--- Material ---

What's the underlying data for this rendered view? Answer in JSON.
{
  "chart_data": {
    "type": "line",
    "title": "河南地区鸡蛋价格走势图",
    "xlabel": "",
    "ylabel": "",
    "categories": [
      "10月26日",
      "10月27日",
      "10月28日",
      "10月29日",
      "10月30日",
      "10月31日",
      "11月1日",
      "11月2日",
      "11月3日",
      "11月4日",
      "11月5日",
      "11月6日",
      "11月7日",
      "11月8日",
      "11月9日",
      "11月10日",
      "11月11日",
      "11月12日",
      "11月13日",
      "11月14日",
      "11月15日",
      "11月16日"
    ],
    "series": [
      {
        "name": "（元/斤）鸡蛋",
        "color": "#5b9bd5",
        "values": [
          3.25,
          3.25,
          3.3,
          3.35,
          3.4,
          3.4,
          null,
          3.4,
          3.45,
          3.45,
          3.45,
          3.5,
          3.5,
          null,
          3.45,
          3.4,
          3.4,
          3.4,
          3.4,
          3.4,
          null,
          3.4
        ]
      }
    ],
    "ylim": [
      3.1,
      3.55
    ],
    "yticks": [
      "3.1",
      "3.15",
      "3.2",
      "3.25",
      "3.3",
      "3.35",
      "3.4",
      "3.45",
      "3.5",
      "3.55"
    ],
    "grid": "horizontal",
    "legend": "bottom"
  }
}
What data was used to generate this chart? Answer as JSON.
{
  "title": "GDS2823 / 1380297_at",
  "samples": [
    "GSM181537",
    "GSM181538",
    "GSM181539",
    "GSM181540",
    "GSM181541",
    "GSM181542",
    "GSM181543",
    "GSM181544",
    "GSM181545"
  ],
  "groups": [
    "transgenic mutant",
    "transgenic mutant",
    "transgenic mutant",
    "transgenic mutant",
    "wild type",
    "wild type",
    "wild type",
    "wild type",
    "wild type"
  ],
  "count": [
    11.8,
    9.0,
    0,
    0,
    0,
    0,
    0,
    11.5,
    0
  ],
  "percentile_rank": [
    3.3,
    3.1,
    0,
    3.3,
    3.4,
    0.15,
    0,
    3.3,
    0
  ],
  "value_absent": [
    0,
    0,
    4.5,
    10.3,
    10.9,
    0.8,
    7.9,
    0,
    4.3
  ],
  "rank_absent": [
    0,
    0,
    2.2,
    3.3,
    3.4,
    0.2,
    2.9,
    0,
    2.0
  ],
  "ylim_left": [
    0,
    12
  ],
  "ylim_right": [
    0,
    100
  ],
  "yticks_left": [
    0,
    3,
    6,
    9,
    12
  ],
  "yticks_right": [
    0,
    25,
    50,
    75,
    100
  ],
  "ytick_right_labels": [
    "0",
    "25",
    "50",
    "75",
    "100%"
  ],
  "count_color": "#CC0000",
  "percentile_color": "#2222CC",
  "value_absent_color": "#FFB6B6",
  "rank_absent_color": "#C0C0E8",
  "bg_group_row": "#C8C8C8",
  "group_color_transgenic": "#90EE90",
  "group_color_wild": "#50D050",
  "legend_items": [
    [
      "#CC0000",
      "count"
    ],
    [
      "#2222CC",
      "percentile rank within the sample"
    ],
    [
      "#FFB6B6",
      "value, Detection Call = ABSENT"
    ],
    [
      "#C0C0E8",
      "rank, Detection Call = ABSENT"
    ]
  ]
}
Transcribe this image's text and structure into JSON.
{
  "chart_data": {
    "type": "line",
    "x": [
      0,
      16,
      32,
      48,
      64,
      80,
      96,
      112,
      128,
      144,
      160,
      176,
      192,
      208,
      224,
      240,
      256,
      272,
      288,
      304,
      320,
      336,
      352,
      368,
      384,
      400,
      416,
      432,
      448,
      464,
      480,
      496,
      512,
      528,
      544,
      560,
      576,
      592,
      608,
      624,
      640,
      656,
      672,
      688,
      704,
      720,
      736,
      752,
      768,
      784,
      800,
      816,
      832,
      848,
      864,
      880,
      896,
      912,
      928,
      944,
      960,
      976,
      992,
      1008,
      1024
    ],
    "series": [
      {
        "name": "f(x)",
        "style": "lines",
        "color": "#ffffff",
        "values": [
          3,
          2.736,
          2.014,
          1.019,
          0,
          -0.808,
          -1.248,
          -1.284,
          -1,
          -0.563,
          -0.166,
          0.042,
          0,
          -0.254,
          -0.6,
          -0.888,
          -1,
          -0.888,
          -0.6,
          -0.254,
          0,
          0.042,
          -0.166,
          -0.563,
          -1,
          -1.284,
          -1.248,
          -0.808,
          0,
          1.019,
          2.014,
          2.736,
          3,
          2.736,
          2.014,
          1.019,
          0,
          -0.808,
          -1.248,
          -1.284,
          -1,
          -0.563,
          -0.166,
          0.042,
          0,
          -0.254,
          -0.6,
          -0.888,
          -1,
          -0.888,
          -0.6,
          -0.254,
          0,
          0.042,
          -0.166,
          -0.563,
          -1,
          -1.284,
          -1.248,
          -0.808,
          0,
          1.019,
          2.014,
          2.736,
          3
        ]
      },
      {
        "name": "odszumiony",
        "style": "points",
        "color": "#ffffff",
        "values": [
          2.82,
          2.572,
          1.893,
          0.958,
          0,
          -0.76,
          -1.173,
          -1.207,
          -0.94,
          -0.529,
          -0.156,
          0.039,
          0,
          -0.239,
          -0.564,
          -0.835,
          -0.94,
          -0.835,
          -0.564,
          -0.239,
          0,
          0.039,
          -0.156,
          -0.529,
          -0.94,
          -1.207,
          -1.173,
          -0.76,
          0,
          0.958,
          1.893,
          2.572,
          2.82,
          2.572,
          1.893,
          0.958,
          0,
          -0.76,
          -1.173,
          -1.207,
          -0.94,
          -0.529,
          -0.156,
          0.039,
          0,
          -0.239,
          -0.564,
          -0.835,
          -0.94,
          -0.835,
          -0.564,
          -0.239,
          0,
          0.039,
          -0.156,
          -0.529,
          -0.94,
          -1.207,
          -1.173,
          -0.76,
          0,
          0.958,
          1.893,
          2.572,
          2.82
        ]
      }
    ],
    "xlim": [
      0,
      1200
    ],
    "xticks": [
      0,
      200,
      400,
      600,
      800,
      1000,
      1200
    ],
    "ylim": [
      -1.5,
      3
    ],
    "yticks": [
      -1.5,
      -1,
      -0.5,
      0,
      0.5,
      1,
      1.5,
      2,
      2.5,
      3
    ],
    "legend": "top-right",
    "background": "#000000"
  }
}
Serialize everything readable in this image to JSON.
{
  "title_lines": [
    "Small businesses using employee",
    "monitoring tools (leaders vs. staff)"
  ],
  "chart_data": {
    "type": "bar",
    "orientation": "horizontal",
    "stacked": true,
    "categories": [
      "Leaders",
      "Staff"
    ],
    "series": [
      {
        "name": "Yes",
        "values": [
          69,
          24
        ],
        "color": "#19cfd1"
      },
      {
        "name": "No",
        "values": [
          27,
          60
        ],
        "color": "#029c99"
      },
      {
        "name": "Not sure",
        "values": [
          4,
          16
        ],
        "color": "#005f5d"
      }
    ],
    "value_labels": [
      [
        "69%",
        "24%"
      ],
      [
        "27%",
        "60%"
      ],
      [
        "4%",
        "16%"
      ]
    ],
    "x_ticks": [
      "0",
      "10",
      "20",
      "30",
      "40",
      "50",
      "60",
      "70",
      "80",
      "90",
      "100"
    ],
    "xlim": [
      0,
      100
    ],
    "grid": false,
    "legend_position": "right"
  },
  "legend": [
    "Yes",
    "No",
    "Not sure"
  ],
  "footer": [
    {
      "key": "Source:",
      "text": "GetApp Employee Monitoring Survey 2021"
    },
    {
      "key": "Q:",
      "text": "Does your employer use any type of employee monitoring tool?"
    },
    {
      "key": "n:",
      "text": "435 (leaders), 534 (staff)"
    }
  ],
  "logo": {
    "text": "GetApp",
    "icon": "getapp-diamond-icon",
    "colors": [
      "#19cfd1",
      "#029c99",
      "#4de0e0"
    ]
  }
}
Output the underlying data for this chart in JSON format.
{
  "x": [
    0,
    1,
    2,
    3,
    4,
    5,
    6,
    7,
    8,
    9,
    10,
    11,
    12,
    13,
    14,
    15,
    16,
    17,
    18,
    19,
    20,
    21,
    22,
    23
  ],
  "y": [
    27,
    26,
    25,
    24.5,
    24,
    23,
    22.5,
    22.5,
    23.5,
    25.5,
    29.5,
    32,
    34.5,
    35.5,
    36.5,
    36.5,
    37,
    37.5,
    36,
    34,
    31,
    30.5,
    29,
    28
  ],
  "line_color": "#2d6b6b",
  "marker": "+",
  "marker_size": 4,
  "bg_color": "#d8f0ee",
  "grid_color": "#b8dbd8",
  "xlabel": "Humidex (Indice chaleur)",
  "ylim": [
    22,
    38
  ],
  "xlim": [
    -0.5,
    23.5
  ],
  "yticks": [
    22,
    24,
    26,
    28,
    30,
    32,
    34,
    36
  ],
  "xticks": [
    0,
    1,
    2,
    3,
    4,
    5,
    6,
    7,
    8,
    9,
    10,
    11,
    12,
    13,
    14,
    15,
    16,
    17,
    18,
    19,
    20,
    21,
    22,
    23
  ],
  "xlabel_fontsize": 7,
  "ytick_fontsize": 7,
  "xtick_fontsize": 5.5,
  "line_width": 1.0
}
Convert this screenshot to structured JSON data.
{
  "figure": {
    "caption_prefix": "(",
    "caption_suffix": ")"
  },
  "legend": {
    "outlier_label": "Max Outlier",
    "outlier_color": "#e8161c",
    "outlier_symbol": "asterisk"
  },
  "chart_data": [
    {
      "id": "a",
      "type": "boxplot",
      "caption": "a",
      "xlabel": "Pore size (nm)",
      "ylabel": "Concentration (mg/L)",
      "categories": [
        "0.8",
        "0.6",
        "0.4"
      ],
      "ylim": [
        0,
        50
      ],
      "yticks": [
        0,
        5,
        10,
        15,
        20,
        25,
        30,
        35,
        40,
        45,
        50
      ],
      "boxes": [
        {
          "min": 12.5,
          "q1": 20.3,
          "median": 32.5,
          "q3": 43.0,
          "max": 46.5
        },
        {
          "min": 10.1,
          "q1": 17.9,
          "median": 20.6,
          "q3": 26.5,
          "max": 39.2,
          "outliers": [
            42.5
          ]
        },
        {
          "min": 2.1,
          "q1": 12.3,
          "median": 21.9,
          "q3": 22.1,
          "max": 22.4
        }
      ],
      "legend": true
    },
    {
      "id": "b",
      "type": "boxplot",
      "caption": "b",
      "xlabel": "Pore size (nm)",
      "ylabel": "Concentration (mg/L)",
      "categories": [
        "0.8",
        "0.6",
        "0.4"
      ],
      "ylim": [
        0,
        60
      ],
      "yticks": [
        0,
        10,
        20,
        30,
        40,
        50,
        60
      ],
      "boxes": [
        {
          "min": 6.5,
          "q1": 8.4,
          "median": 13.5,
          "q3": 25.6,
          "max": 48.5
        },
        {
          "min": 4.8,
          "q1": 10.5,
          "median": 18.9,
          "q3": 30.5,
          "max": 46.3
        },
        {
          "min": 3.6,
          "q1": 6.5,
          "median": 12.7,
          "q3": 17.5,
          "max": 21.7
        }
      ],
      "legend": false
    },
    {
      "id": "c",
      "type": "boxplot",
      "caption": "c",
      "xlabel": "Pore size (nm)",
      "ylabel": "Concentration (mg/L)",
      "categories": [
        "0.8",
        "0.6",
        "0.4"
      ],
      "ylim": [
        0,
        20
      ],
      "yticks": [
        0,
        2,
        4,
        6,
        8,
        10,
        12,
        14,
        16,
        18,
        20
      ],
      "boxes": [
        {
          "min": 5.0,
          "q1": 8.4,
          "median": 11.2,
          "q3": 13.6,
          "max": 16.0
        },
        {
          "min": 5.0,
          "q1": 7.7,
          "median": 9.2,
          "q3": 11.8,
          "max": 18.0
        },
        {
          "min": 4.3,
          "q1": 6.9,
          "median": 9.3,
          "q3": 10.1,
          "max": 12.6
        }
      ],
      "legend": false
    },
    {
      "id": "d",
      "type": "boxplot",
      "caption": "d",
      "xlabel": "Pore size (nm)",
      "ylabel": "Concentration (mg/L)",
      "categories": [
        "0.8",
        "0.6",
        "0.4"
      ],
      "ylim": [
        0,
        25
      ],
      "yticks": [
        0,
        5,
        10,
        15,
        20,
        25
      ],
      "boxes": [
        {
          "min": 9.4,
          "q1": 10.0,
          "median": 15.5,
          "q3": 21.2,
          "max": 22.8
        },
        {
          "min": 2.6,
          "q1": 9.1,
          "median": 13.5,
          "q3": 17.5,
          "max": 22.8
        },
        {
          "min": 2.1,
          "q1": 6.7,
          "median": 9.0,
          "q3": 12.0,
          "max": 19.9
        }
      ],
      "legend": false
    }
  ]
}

--- Stated problem ---
Locate each line with the word "image" and copy it.

--- Correct result ---
Transcribe this image's text and structure into JSON.
Serialize everything readable in this image to JSON.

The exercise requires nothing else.